Extract all lines that hold the string "title".
— begin Supplied material —
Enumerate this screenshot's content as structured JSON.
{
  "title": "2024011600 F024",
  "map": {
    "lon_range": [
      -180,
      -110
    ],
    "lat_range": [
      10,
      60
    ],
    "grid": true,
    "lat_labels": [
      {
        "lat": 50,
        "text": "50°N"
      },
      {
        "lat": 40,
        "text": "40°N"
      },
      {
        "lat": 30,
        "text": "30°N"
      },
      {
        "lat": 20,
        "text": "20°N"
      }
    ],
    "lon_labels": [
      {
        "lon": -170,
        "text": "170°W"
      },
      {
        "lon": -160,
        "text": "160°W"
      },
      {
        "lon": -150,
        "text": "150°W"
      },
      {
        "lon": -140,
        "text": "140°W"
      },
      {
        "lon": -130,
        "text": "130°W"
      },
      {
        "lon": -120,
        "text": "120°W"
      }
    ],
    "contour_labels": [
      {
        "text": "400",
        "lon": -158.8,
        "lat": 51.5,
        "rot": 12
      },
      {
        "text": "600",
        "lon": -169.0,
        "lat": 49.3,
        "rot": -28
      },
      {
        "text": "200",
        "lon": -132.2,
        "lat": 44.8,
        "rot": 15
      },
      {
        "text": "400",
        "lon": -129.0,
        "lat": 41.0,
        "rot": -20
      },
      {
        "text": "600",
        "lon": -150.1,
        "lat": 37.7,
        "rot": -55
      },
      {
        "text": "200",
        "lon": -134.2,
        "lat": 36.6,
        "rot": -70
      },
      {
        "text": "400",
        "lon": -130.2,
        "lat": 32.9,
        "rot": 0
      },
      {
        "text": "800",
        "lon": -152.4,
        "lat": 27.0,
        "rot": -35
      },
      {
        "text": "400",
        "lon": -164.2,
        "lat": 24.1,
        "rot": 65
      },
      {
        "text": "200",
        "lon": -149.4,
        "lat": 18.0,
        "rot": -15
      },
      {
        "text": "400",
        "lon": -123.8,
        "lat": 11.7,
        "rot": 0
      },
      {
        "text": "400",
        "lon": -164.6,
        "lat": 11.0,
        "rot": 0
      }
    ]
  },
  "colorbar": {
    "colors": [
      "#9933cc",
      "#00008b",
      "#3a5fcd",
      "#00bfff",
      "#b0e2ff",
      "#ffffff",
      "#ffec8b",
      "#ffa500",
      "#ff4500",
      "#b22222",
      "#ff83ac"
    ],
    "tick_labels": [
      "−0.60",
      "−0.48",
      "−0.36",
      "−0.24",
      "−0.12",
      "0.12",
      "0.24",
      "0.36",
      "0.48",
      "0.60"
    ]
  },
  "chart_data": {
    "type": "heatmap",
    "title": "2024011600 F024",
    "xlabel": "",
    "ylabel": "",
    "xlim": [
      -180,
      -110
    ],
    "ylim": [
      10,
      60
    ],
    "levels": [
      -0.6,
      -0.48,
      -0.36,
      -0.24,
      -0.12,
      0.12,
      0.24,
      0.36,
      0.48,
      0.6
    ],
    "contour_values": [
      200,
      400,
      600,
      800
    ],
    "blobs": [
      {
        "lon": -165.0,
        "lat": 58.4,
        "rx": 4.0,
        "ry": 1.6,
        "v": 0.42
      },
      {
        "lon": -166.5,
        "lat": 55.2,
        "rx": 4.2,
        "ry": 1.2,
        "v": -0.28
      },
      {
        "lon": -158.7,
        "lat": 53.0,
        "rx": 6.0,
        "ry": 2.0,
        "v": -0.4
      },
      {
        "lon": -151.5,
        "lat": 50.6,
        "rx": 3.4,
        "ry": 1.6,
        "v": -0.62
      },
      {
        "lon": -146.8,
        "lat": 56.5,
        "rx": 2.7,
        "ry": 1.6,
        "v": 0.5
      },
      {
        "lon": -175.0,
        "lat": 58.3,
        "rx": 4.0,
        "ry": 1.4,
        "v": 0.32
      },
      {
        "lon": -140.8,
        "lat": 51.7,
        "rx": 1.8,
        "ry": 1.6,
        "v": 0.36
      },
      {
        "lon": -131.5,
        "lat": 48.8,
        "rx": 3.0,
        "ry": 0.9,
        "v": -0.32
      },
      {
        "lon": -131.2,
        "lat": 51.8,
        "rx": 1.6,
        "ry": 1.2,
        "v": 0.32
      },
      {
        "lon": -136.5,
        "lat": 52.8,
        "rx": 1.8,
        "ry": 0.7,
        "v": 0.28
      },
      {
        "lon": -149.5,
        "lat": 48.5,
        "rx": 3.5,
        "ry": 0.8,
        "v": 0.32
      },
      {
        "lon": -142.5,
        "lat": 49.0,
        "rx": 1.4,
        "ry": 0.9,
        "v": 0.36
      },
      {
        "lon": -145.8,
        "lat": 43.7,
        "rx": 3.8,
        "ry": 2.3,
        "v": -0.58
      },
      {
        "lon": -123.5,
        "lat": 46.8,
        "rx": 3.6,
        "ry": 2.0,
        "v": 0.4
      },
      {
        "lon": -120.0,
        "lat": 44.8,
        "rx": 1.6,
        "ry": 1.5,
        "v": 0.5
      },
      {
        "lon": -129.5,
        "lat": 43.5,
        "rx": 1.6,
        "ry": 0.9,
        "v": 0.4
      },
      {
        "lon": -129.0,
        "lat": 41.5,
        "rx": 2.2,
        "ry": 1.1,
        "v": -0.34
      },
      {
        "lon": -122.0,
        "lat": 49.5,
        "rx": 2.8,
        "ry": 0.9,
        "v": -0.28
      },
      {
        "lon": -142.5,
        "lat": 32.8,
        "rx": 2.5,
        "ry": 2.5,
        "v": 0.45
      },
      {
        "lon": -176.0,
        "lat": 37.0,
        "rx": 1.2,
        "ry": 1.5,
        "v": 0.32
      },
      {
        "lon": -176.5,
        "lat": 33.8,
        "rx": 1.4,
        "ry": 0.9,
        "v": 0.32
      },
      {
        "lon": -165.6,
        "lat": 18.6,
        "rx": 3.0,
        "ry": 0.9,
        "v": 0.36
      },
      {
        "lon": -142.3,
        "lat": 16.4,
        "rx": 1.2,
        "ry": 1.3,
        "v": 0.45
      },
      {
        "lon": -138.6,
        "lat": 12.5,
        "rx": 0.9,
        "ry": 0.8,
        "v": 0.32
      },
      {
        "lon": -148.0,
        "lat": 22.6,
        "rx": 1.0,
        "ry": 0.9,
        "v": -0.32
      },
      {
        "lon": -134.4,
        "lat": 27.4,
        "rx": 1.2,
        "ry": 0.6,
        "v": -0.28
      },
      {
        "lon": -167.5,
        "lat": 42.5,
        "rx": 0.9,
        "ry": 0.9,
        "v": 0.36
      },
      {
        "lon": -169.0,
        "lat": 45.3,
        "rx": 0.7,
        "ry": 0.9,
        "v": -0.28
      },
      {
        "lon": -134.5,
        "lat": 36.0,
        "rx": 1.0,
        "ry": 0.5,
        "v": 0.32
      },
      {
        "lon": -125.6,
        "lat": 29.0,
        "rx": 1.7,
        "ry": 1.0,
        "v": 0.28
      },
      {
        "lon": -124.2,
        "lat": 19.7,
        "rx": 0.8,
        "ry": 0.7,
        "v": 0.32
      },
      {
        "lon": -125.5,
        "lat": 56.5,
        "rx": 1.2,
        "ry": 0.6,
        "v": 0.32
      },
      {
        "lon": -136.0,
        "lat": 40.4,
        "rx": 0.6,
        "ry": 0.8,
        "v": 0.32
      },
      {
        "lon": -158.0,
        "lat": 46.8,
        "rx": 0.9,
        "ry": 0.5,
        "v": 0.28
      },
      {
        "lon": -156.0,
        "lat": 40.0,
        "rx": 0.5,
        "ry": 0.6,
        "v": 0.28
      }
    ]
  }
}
— end Supplied material —
• [Solved problem]
  "title": "2024011600 F024",
    "title": "2024011600 F024",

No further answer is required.